» **Task details**
Single out the lines of the material that contain "title" and copy them.

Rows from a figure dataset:
*-*-*

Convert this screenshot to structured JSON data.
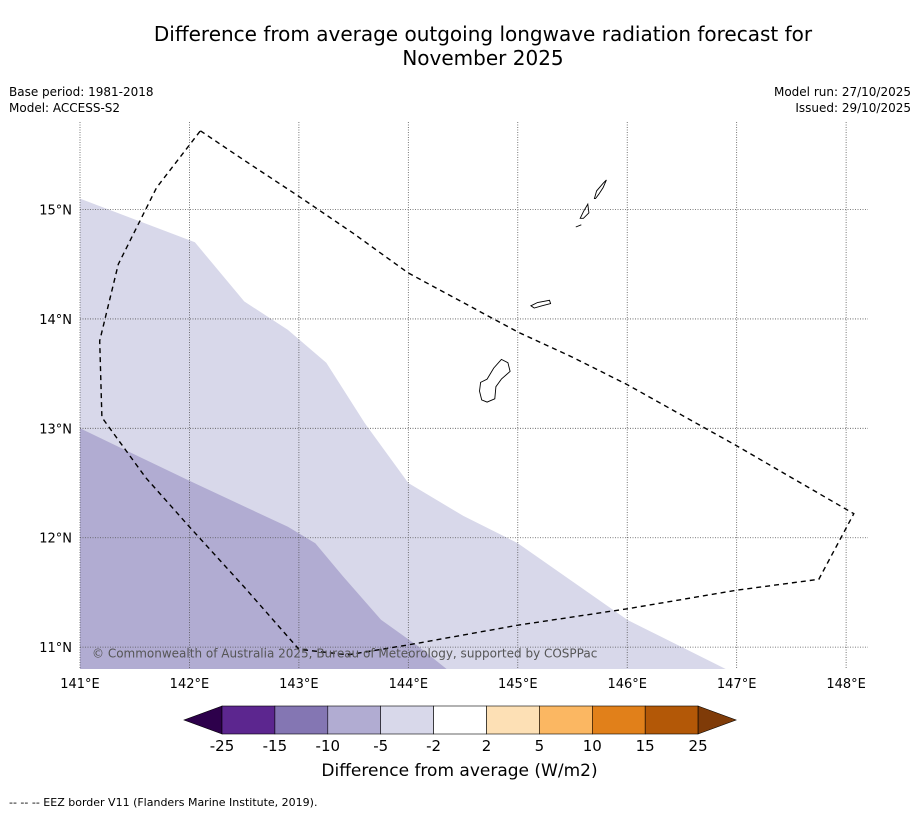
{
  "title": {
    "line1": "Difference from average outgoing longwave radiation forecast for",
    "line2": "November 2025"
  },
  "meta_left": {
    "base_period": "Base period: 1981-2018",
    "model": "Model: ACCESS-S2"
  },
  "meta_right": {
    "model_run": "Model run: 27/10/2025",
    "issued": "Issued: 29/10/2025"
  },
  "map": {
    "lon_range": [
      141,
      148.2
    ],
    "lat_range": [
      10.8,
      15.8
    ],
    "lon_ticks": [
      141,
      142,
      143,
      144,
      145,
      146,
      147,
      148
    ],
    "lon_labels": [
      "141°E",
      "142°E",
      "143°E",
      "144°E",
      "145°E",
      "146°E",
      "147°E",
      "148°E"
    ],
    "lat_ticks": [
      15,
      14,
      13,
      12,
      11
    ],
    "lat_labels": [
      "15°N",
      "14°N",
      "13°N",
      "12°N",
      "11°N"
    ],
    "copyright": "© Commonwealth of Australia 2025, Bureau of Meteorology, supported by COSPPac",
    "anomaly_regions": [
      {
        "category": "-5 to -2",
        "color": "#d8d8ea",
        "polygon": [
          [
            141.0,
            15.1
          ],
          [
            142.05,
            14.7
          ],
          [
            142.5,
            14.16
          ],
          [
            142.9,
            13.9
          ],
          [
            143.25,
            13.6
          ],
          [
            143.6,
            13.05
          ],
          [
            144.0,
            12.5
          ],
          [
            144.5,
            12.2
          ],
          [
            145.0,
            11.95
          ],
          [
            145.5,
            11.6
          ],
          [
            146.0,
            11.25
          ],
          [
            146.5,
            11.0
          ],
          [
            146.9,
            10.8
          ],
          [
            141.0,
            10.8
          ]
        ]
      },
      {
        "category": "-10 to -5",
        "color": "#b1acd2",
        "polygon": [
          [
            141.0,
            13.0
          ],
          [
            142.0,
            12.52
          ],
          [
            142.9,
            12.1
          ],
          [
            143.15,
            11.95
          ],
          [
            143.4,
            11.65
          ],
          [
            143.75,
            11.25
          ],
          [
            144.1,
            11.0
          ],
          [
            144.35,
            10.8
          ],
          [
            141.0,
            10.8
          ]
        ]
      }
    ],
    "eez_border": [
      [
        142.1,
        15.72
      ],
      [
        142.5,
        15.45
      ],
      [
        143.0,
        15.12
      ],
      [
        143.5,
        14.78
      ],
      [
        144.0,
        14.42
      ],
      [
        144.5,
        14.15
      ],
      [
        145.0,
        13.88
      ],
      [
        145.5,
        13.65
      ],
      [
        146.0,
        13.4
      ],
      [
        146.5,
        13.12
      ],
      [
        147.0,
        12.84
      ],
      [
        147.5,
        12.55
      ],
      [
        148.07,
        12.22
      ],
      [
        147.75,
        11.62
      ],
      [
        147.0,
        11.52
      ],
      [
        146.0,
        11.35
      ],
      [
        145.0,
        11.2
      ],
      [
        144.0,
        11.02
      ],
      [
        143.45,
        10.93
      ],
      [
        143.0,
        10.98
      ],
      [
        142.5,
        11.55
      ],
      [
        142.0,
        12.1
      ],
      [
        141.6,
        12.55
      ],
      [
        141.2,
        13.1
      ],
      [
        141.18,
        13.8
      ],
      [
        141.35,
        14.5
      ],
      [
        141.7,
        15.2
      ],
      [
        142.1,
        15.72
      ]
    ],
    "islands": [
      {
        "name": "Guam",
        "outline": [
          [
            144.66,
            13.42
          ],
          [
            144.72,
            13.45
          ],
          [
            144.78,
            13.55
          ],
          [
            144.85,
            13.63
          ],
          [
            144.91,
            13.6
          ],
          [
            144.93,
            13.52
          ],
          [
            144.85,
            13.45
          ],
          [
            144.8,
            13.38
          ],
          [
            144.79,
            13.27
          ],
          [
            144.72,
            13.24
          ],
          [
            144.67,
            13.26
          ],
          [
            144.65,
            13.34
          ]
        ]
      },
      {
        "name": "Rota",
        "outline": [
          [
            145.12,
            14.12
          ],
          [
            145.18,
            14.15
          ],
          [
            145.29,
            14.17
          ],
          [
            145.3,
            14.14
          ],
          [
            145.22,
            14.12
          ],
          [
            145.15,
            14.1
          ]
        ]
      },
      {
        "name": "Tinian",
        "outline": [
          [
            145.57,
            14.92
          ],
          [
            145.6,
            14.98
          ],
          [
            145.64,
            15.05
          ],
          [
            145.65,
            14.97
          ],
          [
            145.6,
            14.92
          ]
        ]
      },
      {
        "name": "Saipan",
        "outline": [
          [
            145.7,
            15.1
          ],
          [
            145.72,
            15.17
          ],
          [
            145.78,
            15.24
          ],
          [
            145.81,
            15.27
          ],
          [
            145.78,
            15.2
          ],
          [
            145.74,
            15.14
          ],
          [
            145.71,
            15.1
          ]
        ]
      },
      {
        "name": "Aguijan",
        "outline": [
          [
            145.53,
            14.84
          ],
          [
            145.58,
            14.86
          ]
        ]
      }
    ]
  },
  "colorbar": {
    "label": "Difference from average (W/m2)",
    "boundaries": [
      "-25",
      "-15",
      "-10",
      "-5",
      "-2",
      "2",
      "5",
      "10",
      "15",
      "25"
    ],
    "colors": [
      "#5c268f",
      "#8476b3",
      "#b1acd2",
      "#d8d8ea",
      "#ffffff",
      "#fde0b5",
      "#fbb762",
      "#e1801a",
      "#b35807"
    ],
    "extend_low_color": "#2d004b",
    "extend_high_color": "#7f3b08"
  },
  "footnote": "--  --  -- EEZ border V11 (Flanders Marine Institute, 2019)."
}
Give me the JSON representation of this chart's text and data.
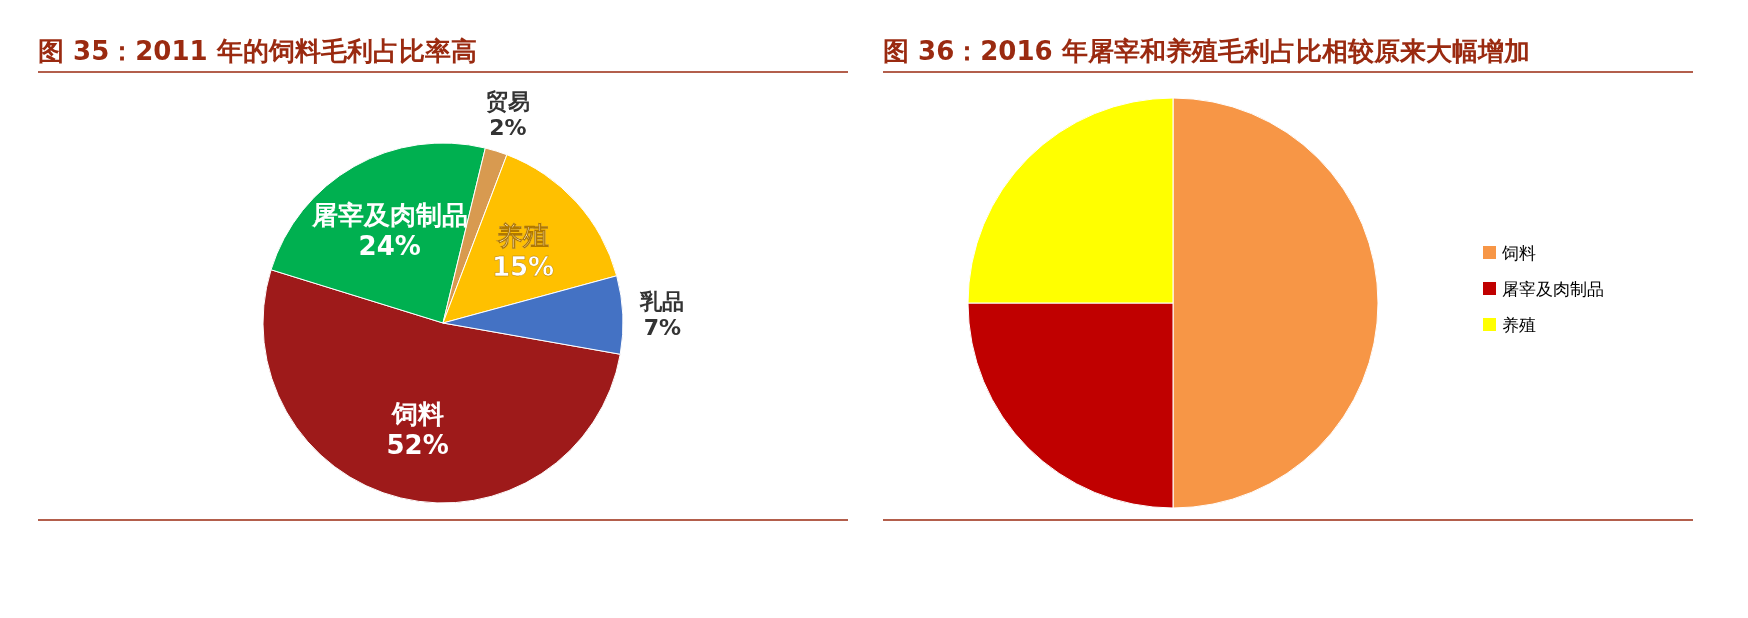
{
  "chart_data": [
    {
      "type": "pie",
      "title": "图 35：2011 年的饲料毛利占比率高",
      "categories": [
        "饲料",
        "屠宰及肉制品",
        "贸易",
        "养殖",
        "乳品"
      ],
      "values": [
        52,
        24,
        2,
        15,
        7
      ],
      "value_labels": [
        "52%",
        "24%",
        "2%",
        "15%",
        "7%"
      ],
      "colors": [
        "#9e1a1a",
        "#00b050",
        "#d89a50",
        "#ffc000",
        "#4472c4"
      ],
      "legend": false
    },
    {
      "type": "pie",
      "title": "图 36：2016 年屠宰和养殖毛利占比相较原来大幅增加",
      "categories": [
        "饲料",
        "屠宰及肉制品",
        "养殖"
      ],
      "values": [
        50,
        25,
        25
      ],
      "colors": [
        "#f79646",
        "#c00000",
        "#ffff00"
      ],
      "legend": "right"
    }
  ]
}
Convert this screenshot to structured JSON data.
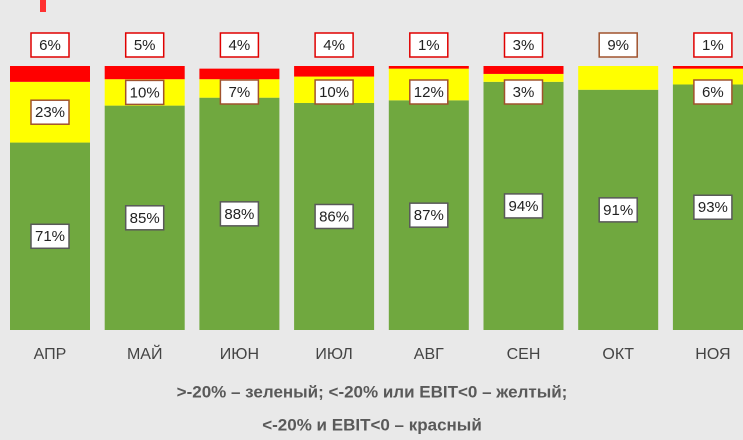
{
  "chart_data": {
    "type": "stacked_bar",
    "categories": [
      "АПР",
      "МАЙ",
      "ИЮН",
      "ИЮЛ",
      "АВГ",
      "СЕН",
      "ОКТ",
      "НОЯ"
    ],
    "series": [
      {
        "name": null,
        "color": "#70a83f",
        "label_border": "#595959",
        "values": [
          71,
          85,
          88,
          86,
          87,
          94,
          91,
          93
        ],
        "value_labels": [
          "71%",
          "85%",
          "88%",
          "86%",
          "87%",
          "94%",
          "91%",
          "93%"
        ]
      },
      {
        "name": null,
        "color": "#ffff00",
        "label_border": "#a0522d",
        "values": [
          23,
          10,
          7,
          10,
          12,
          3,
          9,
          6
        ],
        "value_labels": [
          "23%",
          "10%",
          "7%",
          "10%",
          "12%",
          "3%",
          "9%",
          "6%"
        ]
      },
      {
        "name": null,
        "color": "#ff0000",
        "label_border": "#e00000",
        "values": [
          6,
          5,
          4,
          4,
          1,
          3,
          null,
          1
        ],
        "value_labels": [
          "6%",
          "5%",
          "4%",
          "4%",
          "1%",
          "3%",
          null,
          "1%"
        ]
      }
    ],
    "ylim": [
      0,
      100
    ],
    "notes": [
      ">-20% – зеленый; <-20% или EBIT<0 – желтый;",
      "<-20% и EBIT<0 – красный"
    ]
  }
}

*-*-*

» **Correct answer**
  "title": {
      "title": "图 35：2011 年的饲料毛利占比率高",
      "title": "图 36：2016 年屠宰和养殖毛利占比相较原来大幅增加",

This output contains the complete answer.